◆ **Provided data**:
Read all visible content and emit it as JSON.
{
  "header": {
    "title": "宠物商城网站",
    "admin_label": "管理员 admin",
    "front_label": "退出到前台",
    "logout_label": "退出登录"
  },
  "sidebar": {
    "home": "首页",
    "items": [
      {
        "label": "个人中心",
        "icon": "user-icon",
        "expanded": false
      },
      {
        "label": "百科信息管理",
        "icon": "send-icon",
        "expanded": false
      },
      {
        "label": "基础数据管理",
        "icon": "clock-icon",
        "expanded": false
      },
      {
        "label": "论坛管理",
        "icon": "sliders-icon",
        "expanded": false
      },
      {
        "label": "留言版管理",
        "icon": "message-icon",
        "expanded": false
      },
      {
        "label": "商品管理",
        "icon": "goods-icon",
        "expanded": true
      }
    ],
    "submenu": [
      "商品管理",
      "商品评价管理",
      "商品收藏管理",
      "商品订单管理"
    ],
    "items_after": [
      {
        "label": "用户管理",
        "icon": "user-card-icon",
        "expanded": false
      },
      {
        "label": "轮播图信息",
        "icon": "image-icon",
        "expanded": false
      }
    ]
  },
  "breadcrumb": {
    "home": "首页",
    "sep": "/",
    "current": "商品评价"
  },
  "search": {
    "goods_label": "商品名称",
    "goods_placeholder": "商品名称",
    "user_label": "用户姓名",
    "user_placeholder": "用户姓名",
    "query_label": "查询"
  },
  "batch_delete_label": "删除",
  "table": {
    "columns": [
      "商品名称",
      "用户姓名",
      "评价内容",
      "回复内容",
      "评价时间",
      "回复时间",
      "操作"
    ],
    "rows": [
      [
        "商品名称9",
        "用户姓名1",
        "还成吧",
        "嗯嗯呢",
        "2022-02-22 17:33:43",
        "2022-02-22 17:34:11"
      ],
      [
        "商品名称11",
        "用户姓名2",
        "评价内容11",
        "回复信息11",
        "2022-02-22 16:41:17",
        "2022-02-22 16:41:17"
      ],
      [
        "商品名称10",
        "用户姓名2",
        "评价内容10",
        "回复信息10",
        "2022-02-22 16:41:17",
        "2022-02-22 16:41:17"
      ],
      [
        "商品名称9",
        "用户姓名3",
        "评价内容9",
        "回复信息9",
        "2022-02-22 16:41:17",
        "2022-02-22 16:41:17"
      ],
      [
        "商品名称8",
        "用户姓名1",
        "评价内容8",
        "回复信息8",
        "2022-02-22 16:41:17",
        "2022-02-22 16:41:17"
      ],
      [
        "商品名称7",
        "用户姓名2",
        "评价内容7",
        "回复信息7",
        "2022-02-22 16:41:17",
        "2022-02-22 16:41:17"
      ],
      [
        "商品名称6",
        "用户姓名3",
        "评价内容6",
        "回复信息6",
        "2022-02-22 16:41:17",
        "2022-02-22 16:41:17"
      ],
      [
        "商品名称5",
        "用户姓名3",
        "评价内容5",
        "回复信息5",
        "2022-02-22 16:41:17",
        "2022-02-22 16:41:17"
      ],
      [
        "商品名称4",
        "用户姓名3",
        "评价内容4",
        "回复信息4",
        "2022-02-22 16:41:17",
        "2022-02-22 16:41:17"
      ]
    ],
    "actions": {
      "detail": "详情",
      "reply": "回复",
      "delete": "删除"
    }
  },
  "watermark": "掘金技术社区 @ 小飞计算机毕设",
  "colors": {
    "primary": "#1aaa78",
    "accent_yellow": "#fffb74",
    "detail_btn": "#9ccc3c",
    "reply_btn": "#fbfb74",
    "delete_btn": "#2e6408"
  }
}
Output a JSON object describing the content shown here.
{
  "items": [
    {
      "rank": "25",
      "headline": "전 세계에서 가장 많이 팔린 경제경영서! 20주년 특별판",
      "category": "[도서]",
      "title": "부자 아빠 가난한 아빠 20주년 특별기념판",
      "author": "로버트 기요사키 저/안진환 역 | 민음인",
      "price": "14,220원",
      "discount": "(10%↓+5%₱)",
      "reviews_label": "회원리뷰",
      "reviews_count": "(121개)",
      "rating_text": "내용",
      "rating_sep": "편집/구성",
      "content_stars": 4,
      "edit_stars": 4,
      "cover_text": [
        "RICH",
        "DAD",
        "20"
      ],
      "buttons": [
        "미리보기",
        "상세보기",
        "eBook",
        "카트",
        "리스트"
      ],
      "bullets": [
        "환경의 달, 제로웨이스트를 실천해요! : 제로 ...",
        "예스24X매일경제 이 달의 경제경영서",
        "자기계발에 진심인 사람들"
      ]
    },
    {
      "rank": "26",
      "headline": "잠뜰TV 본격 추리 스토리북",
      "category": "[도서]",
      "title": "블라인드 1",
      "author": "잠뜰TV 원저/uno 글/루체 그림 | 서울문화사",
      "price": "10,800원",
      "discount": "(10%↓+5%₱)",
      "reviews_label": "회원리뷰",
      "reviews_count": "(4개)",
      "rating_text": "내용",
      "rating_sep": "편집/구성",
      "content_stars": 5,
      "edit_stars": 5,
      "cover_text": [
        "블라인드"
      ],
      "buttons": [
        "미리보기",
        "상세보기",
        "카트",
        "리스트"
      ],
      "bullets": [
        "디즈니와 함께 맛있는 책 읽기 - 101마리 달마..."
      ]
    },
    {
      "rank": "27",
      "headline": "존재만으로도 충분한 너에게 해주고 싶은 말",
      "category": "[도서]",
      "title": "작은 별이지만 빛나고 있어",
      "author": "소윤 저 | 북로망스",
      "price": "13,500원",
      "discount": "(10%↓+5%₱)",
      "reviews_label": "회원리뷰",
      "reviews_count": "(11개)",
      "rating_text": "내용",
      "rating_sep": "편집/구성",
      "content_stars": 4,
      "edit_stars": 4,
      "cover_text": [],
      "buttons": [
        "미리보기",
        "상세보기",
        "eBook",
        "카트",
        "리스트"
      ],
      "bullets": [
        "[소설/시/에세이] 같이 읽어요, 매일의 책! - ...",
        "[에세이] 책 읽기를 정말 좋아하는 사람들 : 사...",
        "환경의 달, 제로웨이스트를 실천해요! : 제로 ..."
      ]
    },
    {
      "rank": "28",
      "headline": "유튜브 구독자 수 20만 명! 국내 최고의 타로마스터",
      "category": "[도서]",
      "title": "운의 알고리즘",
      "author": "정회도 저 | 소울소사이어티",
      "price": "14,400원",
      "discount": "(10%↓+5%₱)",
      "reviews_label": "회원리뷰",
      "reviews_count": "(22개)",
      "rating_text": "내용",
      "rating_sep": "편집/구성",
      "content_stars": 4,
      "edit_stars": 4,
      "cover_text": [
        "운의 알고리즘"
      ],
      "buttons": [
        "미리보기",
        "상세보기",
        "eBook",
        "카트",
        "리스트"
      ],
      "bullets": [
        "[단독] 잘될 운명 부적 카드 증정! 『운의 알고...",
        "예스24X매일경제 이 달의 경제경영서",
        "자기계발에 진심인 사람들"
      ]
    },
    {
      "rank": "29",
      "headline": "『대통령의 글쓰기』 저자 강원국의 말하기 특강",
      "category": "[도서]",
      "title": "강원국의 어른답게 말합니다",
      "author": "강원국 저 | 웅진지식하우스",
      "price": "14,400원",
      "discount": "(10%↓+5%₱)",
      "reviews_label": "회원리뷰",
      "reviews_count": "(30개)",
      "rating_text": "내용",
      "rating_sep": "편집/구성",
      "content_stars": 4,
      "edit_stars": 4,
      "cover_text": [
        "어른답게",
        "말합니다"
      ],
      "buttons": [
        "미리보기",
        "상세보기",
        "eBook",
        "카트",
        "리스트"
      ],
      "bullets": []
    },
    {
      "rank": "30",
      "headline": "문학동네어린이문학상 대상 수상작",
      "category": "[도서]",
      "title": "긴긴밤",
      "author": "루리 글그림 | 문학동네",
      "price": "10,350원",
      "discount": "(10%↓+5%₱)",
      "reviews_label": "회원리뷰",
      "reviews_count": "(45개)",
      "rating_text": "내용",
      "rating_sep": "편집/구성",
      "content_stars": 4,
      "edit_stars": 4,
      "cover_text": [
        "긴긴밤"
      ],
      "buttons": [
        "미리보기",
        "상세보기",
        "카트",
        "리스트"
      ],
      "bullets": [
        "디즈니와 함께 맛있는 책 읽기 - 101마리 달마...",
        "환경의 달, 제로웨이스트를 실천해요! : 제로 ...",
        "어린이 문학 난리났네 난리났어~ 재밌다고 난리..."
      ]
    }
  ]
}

◆ **Challenge**: Search the entries for the word "rank" and copy every line that has it.

◆ **Task answer**:
      "rank": "25",
      "rank": "26",
      "rank": "27",
      "rank": "28",
      "rank": "29",
      "rank": "30",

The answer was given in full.